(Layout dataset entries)
* Start *
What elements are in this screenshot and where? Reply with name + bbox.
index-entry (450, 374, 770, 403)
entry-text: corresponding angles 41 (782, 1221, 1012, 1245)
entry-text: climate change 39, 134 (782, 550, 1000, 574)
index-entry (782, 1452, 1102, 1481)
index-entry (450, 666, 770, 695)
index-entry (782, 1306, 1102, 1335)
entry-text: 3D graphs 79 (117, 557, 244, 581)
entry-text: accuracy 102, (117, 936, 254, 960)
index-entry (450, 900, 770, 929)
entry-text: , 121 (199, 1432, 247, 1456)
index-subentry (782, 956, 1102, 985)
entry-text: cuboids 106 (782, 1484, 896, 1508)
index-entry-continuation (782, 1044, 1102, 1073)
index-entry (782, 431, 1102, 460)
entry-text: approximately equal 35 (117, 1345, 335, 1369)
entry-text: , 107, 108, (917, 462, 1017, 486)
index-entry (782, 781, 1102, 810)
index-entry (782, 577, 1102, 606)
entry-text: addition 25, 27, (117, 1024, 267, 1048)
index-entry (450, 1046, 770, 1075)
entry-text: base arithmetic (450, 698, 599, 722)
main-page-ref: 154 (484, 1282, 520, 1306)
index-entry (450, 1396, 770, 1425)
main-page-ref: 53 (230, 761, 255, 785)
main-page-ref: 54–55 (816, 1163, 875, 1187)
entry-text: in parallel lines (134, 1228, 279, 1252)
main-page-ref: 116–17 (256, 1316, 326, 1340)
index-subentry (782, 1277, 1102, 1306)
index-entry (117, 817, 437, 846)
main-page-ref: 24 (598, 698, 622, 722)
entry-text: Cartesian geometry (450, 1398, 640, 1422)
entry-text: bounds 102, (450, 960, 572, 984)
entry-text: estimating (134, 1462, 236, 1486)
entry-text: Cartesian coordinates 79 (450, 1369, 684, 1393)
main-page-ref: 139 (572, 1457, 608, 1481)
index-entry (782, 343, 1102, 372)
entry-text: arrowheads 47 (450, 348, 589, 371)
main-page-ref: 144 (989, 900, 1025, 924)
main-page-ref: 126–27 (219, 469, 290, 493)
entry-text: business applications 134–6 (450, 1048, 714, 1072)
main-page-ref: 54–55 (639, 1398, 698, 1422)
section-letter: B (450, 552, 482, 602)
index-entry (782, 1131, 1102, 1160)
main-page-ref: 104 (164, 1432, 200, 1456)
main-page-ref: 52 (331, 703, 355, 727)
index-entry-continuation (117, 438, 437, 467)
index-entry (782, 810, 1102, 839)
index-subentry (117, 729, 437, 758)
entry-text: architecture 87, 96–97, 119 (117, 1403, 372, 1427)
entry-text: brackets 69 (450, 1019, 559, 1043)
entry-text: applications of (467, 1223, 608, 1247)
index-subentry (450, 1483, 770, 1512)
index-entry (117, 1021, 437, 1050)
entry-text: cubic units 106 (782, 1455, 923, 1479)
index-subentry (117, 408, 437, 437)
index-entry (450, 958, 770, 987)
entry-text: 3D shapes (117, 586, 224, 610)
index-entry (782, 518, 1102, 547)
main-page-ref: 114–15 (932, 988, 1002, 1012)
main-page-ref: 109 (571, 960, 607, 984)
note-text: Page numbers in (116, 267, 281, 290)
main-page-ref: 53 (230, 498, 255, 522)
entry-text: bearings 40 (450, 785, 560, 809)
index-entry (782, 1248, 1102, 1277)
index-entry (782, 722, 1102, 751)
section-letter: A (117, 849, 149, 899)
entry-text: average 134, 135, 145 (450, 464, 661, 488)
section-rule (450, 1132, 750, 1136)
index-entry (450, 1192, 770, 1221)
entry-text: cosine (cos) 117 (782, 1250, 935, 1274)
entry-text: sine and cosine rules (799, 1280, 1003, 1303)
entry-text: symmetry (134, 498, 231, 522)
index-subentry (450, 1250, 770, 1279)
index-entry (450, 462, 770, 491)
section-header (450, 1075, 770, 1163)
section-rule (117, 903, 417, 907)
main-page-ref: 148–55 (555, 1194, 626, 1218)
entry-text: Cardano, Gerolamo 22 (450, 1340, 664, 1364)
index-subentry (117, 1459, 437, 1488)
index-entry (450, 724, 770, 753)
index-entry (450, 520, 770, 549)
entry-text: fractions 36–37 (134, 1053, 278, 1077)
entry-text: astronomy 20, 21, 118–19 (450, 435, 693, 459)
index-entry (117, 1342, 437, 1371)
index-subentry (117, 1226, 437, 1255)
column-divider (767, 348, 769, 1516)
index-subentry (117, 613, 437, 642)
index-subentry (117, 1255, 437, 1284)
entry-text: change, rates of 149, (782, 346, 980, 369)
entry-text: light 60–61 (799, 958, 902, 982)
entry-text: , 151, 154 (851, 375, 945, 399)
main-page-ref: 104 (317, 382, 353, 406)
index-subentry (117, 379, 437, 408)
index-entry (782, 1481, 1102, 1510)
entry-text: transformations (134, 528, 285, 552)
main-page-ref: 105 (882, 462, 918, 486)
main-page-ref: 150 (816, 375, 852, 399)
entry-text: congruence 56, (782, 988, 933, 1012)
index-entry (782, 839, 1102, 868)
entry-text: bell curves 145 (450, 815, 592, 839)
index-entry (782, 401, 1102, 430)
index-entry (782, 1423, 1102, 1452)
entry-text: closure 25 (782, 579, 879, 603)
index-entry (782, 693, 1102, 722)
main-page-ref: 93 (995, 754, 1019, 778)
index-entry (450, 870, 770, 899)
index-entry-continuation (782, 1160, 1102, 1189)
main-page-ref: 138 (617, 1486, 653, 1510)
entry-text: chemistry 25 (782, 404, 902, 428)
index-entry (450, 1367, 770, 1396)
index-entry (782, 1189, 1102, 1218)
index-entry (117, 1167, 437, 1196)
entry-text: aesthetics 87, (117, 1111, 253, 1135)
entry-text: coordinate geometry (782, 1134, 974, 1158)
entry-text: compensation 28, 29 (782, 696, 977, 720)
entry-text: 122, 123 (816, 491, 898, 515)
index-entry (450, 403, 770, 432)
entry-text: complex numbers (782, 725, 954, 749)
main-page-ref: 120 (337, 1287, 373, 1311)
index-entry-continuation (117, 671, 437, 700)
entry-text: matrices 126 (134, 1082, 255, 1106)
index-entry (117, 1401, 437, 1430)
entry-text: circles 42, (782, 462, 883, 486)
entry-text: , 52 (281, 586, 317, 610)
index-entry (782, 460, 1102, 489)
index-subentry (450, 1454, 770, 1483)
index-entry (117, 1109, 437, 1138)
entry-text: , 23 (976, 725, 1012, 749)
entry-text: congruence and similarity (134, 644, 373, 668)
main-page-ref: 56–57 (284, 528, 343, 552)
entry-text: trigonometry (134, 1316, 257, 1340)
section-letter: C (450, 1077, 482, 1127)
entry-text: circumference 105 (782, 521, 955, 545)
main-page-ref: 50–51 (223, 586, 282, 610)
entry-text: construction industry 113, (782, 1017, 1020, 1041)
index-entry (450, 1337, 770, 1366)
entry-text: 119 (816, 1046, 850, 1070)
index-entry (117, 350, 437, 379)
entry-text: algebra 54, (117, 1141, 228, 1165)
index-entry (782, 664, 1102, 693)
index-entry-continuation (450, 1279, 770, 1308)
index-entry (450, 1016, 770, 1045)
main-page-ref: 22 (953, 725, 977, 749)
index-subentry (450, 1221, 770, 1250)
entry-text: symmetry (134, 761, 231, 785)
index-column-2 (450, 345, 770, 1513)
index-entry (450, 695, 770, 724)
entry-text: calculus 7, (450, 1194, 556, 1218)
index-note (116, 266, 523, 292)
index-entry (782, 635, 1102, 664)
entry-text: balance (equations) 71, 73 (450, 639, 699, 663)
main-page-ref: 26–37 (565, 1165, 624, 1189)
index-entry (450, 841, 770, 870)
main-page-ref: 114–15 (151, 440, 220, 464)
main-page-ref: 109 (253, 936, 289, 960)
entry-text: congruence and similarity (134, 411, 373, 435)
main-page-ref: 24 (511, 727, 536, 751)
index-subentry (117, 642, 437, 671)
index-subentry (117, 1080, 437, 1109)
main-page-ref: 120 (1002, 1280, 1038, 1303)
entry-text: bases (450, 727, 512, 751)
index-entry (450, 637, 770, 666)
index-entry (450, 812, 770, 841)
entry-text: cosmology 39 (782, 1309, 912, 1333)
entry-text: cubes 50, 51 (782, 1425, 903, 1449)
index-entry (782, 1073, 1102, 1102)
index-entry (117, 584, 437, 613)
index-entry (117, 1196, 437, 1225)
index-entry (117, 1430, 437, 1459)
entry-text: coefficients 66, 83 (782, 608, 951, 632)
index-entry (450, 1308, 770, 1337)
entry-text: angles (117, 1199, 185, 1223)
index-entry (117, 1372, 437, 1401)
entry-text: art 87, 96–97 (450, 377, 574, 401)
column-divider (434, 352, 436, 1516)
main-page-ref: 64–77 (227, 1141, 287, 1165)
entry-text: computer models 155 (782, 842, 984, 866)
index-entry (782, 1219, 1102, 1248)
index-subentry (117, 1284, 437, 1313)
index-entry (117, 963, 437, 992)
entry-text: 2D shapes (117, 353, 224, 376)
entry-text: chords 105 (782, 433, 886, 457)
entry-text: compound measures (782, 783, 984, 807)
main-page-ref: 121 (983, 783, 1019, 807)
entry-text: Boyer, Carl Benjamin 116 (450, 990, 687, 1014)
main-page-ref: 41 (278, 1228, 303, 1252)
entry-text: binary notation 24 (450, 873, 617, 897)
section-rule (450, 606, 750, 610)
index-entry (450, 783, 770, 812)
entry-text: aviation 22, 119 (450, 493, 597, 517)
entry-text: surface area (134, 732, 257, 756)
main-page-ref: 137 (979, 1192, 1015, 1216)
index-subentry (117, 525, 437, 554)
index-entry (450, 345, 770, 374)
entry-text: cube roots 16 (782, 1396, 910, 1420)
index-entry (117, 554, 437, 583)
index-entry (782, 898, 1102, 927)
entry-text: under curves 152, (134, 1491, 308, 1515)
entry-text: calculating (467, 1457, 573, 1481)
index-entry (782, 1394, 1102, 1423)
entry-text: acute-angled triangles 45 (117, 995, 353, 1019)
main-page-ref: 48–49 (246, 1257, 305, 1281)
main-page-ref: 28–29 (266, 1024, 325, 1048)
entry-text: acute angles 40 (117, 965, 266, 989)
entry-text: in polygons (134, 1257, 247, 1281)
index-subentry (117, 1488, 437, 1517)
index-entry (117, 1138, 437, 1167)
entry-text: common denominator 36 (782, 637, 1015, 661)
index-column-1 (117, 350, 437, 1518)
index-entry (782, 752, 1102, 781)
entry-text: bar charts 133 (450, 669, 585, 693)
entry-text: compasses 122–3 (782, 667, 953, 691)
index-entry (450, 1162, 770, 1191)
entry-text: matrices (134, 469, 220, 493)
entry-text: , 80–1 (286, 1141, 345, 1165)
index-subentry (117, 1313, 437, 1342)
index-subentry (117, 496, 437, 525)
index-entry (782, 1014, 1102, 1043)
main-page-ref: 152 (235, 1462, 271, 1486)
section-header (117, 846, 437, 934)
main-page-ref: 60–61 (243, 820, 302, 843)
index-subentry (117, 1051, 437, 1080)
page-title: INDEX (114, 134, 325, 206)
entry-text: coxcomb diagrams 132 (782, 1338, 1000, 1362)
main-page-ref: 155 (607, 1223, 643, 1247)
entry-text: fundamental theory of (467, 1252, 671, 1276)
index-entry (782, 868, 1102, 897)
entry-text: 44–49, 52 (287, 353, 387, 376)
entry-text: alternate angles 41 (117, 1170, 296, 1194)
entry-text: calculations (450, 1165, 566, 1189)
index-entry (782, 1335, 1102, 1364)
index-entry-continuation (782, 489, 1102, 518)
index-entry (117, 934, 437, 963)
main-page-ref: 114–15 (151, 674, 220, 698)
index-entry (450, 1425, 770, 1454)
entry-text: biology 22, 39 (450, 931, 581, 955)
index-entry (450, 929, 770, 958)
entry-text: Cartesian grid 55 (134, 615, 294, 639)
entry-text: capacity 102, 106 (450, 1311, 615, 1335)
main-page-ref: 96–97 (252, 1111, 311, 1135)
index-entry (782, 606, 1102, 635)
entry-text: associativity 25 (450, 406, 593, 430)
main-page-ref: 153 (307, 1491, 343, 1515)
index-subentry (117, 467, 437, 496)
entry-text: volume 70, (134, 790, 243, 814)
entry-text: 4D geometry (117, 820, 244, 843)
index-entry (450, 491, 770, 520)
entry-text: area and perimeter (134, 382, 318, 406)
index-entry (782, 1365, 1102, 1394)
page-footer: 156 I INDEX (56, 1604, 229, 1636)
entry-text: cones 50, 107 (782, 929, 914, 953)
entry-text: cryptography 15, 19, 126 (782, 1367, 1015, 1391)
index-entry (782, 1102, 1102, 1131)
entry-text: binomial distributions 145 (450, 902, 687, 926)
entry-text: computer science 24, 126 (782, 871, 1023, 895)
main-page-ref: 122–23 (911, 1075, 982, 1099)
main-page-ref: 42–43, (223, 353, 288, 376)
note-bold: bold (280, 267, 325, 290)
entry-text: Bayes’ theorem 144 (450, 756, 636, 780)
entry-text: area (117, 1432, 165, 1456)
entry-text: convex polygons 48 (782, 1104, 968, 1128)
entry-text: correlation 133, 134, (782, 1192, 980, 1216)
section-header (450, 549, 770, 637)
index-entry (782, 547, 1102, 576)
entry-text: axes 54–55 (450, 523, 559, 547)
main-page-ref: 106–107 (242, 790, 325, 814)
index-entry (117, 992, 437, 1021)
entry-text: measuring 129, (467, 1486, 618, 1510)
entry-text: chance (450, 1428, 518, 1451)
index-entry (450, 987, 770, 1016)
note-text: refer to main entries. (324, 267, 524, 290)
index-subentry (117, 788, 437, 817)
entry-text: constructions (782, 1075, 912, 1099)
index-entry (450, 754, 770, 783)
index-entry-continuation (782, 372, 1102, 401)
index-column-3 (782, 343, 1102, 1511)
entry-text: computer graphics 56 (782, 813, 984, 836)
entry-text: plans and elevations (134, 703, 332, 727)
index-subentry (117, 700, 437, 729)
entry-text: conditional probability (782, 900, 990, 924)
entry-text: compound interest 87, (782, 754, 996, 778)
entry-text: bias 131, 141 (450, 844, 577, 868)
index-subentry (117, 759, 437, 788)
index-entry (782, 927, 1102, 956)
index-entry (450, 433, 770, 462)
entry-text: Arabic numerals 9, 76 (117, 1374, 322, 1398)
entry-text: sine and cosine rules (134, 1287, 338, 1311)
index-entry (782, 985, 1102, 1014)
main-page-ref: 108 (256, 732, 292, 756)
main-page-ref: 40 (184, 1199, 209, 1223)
* End *
Reproduce everything from the first line down to the line containing "index-subentry (782, 956, 1102, 985)", swapping "corresponding angles" for "alternate angles" and leaving all else unchanged.

What elements are in this screenshot and where? Reply with name + bbox.
index-entry (450, 374, 770, 403)
entry-text: alternate angles 41 (782, 1221, 1012, 1245)
entry-text: climate change 39, 134 (782, 550, 1000, 574)
index-entry (782, 1452, 1102, 1481)
index-entry (450, 666, 770, 695)
index-entry (782, 1306, 1102, 1335)
entry-text: 3D graphs 79 (117, 557, 244, 581)
entry-text: accuracy 102, (117, 936, 254, 960)
index-entry (450, 900, 770, 929)
entry-text: , 121 (199, 1432, 247, 1456)
index-subentry (782, 956, 1102, 985)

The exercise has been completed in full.